> **TASK PROMPT**:
Return the listing below verbatim. Pictures do not belong in the copy.

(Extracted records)
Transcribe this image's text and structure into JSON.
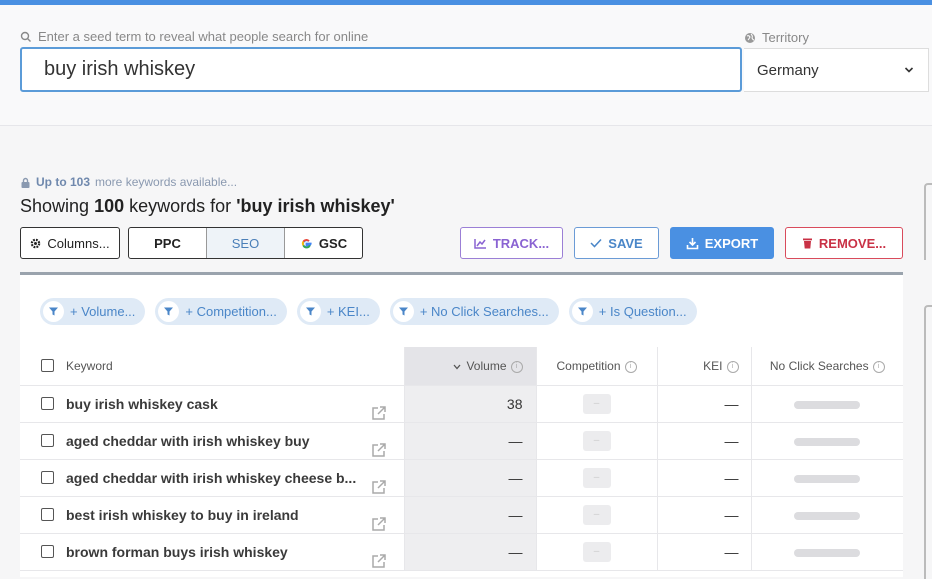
{
  "search": {
    "hint": "Enter a seed term to reveal what people search for online",
    "value": "buy irish whiskey",
    "territory_label": "Territory",
    "territory_value": "Germany"
  },
  "summary": {
    "availability_prefix": "Up to 103",
    "availability_suffix": "more keywords available...",
    "showing_prefix": "Showing",
    "count": "100",
    "showing_mid": "keywords for",
    "query": "'buy irish whiskey'"
  },
  "toolbar": {
    "columns": "Columns...",
    "ppc": "PPC",
    "seo": "SEO",
    "gsc": "GSC",
    "track": "TRACK...",
    "save": "SAVE",
    "export": "EXPORT",
    "remove": "REMOVE..."
  },
  "filters": [
    "+ Volume...",
    "+ Competition...",
    "+ KEI...",
    "+ No Click Searches...",
    "+ Is Question..."
  ],
  "table": {
    "headers": {
      "keyword": "Keyword",
      "volume": "Volume",
      "competition": "Competition",
      "kei": "KEI",
      "ncs": "No Click Searches"
    },
    "rows": [
      {
        "keyword": "buy irish whiskey cask",
        "volume": "38",
        "comp": "–",
        "kei": "—"
      },
      {
        "keyword": "aged cheddar with irish whiskey buy",
        "volume": "—",
        "comp": "–",
        "kei": "—"
      },
      {
        "keyword": "aged cheddar with irish whiskey cheese b...",
        "volume": "—",
        "comp": "–",
        "kei": "—"
      },
      {
        "keyword": "best irish whiskey to buy in ireland",
        "volume": "—",
        "comp": "–",
        "kei": "—"
      },
      {
        "keyword": "brown forman buys irish whiskey",
        "volume": "—",
        "comp": "–",
        "kei": "—"
      }
    ]
  },
  "colors": {
    "accent": "#4a90e2",
    "track": "#8a63d2",
    "remove": "#c93145",
    "chip_bg": "#dfeaf6"
  }
}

> **PROBLEM SOLUTION**:
Transcribe this image's text and structure into JSON.
{
  "search": {
    "hint": "Enter a seed term to reveal what people search for online",
    "value": "buy irish whiskey",
    "territory_label": "Territory",
    "territory_value": "Germany"
  },
  "summary": {
    "availability_prefix": "Up to 103",
    "availability_suffix": "more keywords available...",
    "showing_prefix": "Showing",
    "count": "100",
    "showing_mid": "keywords for",
    "query": "'buy irish whiskey'"
  },
  "toolbar": {
    "columns": "Columns...",
    "ppc": "PPC",
    "seo": "SEO",
    "gsc": "GSC",
    "track": "TRACK...",
    "save": "SAVE",
    "export": "EXPORT",
    "remove": "REMOVE..."
  },
  "filters": [
    "+ Volume...",
    "+ Competition...",
    "+ KEI...",
    "+ No Click Searches...",
    "+ Is Question..."
  ],
  "table": {
    "headers": {
      "keyword": "Keyword",
      "volume": "Volume",
      "competition": "Competition",
      "kei": "KEI",
      "ncs": "No Click Searches"
    },
    "rows": [
      {
        "keyword": "buy irish whiskey cask",
        "volume": "38",
        "comp": "–",
        "kei": "—"
      },
      {
        "keyword": "aged cheddar with irish whiskey buy",
        "volume": "—",
        "comp": "–",
        "kei": "—"
      },
      {
        "keyword": "aged cheddar with irish whiskey cheese b...",
        "volume": "—",
        "comp": "–",
        "kei": "—"
      },
      {
        "keyword": "best irish whiskey to buy in ireland",
        "volume": "—",
        "comp": "–",
        "kei": "—"
      },
      {
        "keyword": "brown forman buys irish whiskey",
        "volume": "—",
        "comp": "–",
        "kei": "—"
      }
    ]
  },
  "colors": {
    "accent": "#4a90e2",
    "track": "#8a63d2",
    "remove": "#c93145",
    "chip_bg": "#dfeaf6"
  }
}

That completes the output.